* BEGIN Record excerpts *

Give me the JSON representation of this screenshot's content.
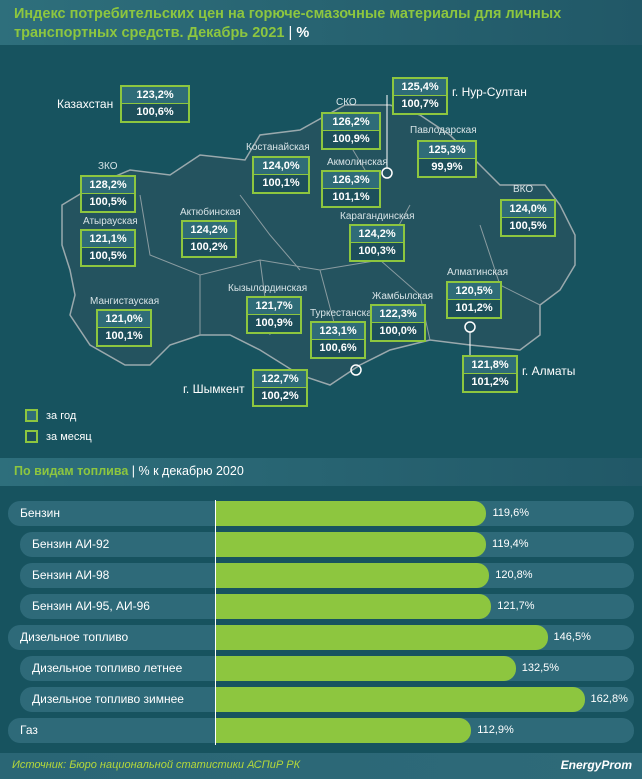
{
  "title": {
    "text": "Индекс потребительских цен на горюче-смазочные материалы для личных транспортных средств. Декабрь 2021",
    "sep": "|",
    "unit": "%"
  },
  "map": {
    "kazakhstan": {
      "name": "Казахстан",
      "year": "123,2%",
      "month": "100,6%"
    },
    "regions": [
      {
        "name": "СКО",
        "year": "126,2%",
        "month": "100,9%"
      },
      {
        "name": "г. Нур-Султан",
        "year": "125,4%",
        "month": "100,7%"
      },
      {
        "name": "Павлодарская",
        "year": "125,3%",
        "month": "99,9%"
      },
      {
        "name": "Костанайская",
        "year": "124,0%",
        "month": "100,1%"
      },
      {
        "name": "Акмолинская",
        "year": "126,3%",
        "month": "101,1%"
      },
      {
        "name": "ЗКО",
        "year": "128,2%",
        "month": "100,5%"
      },
      {
        "name": "Атырауская",
        "year": "121,1%",
        "month": "100,5%"
      },
      {
        "name": "Актюбинская",
        "year": "124,2%",
        "month": "100,2%"
      },
      {
        "name": "Карагандинская",
        "year": "124,2%",
        "month": "100,3%"
      },
      {
        "name": "ВКО",
        "year": "124,0%",
        "month": "100,5%"
      },
      {
        "name": "Мангистауская",
        "year": "121,0%",
        "month": "100,1%"
      },
      {
        "name": "Кызылординская",
        "year": "121,7%",
        "month": "100,9%"
      },
      {
        "name": "Туркестанская",
        "year": "123,1%",
        "month": "100,6%"
      },
      {
        "name": "Жамбылская",
        "year": "122,3%",
        "month": "100,0%"
      },
      {
        "name": "Алматинская",
        "year": "120,5%",
        "month": "101,2%"
      },
      {
        "name": "г. Алматы",
        "year": "121,8%",
        "month": "101,2%"
      },
      {
        "name": "г. Шымкент",
        "year": "122,7%",
        "month": "100,2%"
      }
    ],
    "legend": {
      "year": "за год",
      "month": "за месяц"
    }
  },
  "subtitle": {
    "text": "По видам топлива",
    "sep": "|",
    "unit": "% к декабрю 2020"
  },
  "chart_data": {
    "type": "bar",
    "orientation": "horizontal",
    "title": "По видам топлива",
    "unit": "% к декабрю 2020",
    "categories": [
      "Бензин",
      "Бензин АИ-92",
      "Бензин АИ-98",
      "Бензин АИ-95, АИ-96",
      "Дизельное топливо",
      "Дизельное топливо летнее",
      "Дизельное топливо зимнее",
      "Газ"
    ],
    "values": [
      119.6,
      119.4,
      120.8,
      121.7,
      146.5,
      132.5,
      162.8,
      112.9
    ],
    "labels": [
      "119,6%",
      "119,4%",
      "120,8%",
      "121,7%",
      "146,5%",
      "132,5%",
      "162,8%",
      "112,9%"
    ],
    "indent": [
      false,
      true,
      true,
      true,
      false,
      true,
      true,
      false
    ],
    "bar_color": "#8dc63f"
  },
  "footer": {
    "source": "Источник: Бюро национальной статистики АСПиР РК",
    "logo": "EnergyProm"
  }
}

* END Record excerpts *

◆ Task brief:
Without including any pictures, output all the entries above exactly.

◆ Answer in full:
Give me the JSON representation of this screenshot's content.
{
  "title": {
    "text": "Индекс потребительских цен на горюче-смазочные материалы для личных транспортных средств. Декабрь 2021",
    "sep": "|",
    "unit": "%"
  },
  "map": {
    "kazakhstan": {
      "name": "Казахстан",
      "year": "123,2%",
      "month": "100,6%"
    },
    "regions": [
      {
        "name": "СКО",
        "year": "126,2%",
        "month": "100,9%"
      },
      {
        "name": "г. Нур-Султан",
        "year": "125,4%",
        "month": "100,7%"
      },
      {
        "name": "Павлодарская",
        "year": "125,3%",
        "month": "99,9%"
      },
      {
        "name": "Костанайская",
        "year": "124,0%",
        "month": "100,1%"
      },
      {
        "name": "Акмолинская",
        "year": "126,3%",
        "month": "101,1%"
      },
      {
        "name": "ЗКО",
        "year": "128,2%",
        "month": "100,5%"
      },
      {
        "name": "Атырауская",
        "year": "121,1%",
        "month": "100,5%"
      },
      {
        "name": "Актюбинская",
        "year": "124,2%",
        "month": "100,2%"
      },
      {
        "name": "Карагандинская",
        "year": "124,2%",
        "month": "100,3%"
      },
      {
        "name": "ВКО",
        "year": "124,0%",
        "month": "100,5%"
      },
      {
        "name": "Мангистауская",
        "year": "121,0%",
        "month": "100,1%"
      },
      {
        "name": "Кызылординская",
        "year": "121,7%",
        "month": "100,9%"
      },
      {
        "name": "Туркестанская",
        "year": "123,1%",
        "month": "100,6%"
      },
      {
        "name": "Жамбылская",
        "year": "122,3%",
        "month": "100,0%"
      },
      {
        "name": "Алматинская",
        "year": "120,5%",
        "month": "101,2%"
      },
      {
        "name": "г. Алматы",
        "year": "121,8%",
        "month": "101,2%"
      },
      {
        "name": "г. Шымкент",
        "year": "122,7%",
        "month": "100,2%"
      }
    ],
    "legend": {
      "year": "за год",
      "month": "за месяц"
    }
  },
  "subtitle": {
    "text": "По видам топлива",
    "sep": "|",
    "unit": "% к декабрю 2020"
  },
  "chart_data": {
    "type": "bar",
    "orientation": "horizontal",
    "title": "По видам топлива",
    "unit": "% к декабрю 2020",
    "categories": [
      "Бензин",
      "Бензин АИ-92",
      "Бензин АИ-98",
      "Бензин АИ-95, АИ-96",
      "Дизельное топливо",
      "Дизельное топливо летнее",
      "Дизельное топливо зимнее",
      "Газ"
    ],
    "values": [
      119.6,
      119.4,
      120.8,
      121.7,
      146.5,
      132.5,
      162.8,
      112.9
    ],
    "labels": [
      "119,6%",
      "119,4%",
      "120,8%",
      "121,7%",
      "146,5%",
      "132,5%",
      "162,8%",
      "112,9%"
    ],
    "indent": [
      false,
      true,
      true,
      true,
      false,
      true,
      true,
      false
    ],
    "bar_color": "#8dc63f"
  },
  "footer": {
    "source": "Источник: Бюро национальной статистики АСПиР РК",
    "logo": "EnergyProm"
  }
}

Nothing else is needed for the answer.